### Saved entries
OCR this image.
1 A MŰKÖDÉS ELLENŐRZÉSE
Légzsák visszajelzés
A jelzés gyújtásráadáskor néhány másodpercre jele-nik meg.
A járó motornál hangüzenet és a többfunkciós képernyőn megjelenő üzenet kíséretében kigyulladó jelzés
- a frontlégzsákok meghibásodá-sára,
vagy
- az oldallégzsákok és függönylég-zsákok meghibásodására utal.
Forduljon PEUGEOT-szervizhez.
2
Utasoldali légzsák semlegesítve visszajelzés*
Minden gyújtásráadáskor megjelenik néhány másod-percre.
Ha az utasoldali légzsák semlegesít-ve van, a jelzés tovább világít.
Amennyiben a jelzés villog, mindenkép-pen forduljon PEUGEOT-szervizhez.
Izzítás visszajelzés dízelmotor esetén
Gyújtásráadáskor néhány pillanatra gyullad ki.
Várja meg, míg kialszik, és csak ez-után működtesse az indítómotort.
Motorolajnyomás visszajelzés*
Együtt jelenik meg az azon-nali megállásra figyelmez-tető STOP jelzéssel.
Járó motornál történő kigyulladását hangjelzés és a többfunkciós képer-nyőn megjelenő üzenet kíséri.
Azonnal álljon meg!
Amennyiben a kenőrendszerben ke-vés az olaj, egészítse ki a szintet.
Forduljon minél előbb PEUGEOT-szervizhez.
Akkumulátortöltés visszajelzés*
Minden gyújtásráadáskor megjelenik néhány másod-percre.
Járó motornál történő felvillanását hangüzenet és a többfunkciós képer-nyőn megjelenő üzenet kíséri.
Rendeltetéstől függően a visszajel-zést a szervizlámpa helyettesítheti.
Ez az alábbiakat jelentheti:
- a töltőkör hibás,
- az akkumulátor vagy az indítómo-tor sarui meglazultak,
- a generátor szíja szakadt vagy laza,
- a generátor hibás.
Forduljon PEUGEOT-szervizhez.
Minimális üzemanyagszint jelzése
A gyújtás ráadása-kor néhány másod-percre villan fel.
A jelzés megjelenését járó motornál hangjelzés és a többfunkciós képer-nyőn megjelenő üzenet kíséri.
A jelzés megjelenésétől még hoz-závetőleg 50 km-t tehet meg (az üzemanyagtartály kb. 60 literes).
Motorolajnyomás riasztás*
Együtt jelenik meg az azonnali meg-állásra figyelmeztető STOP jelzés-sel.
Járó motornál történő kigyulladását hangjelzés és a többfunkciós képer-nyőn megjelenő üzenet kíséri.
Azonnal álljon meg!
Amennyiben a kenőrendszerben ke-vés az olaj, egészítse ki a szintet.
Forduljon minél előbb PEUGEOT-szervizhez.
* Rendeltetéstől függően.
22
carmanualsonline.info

### YOUR INSTRUCTIONS
From the material above, copy each line that includes the word "Együtt".

### SOLVED PROBLEM
Együtt jelenik meg az azon-nali megállásra figyelmez-tető STOP jelzéssel.
Együtt jelenik meg az azonnali meg-állásra figyelmeztető STOP jelzés-sel.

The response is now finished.